# EXERCISE PROMPT
In how many lines does the string "forward" appear? Answer with the number only.

**** PROVIDED RECORDS

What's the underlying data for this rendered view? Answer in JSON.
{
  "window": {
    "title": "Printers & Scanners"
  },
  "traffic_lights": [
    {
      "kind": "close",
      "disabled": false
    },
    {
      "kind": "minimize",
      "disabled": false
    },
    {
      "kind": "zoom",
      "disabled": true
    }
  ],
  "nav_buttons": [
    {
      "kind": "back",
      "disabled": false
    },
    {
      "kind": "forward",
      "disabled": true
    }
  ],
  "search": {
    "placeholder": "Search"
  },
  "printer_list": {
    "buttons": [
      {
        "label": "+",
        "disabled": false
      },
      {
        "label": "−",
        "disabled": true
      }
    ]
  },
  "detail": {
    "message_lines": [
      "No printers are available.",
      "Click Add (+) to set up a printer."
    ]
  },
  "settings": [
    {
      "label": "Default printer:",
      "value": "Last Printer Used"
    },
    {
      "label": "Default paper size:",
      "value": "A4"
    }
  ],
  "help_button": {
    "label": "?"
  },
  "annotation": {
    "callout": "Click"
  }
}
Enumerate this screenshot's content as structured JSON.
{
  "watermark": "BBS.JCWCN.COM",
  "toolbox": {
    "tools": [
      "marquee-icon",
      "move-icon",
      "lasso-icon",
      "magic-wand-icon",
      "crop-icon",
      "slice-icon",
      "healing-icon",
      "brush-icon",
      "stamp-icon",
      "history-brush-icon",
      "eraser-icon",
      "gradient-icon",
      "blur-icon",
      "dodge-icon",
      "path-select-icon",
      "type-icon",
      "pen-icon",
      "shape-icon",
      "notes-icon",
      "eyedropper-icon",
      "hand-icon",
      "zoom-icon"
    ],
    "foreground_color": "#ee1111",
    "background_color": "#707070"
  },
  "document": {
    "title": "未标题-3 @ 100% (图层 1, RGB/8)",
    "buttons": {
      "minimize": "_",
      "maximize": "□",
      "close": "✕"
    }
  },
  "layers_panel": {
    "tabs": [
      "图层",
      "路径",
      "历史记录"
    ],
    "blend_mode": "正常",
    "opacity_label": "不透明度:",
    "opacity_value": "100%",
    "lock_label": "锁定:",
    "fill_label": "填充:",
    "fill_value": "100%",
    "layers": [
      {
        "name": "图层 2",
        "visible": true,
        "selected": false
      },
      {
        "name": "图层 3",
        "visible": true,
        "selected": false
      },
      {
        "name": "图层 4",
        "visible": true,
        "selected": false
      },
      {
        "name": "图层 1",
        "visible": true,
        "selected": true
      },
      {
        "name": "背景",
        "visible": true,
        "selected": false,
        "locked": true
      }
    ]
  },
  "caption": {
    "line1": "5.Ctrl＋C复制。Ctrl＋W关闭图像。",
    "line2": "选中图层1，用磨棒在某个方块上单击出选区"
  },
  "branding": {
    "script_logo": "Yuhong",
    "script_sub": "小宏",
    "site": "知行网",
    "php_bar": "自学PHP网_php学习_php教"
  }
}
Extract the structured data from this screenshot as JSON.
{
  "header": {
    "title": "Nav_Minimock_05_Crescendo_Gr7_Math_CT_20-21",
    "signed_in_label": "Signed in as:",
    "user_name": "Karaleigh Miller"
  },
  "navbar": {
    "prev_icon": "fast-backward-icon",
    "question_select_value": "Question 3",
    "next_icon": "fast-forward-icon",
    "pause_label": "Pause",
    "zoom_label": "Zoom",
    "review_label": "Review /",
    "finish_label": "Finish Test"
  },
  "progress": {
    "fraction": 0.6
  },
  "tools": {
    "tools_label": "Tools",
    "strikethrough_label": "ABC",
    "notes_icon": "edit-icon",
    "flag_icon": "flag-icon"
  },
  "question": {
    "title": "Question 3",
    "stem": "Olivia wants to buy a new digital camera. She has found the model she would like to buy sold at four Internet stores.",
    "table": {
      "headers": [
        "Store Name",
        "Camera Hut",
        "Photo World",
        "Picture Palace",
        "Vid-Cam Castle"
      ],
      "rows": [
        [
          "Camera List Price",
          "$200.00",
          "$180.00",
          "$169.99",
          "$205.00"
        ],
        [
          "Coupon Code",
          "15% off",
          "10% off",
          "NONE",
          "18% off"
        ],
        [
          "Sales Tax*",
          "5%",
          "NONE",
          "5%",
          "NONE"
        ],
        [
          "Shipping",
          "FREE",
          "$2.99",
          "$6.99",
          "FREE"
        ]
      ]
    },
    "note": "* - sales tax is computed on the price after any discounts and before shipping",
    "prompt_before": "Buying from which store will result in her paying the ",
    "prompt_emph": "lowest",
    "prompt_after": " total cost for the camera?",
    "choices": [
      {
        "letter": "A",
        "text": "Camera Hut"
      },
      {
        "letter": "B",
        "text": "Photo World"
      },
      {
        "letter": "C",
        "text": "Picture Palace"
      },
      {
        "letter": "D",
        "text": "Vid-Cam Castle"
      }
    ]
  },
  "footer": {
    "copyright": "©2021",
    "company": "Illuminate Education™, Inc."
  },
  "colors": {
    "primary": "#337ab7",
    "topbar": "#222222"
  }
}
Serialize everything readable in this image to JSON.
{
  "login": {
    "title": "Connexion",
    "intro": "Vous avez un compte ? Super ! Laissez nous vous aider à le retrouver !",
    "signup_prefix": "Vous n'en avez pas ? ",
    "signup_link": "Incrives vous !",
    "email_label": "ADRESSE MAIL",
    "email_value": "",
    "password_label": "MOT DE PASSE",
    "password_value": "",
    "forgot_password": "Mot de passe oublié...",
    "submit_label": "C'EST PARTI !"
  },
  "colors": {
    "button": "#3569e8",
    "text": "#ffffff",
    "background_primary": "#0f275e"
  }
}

********

# EXPECTED ANSWER
2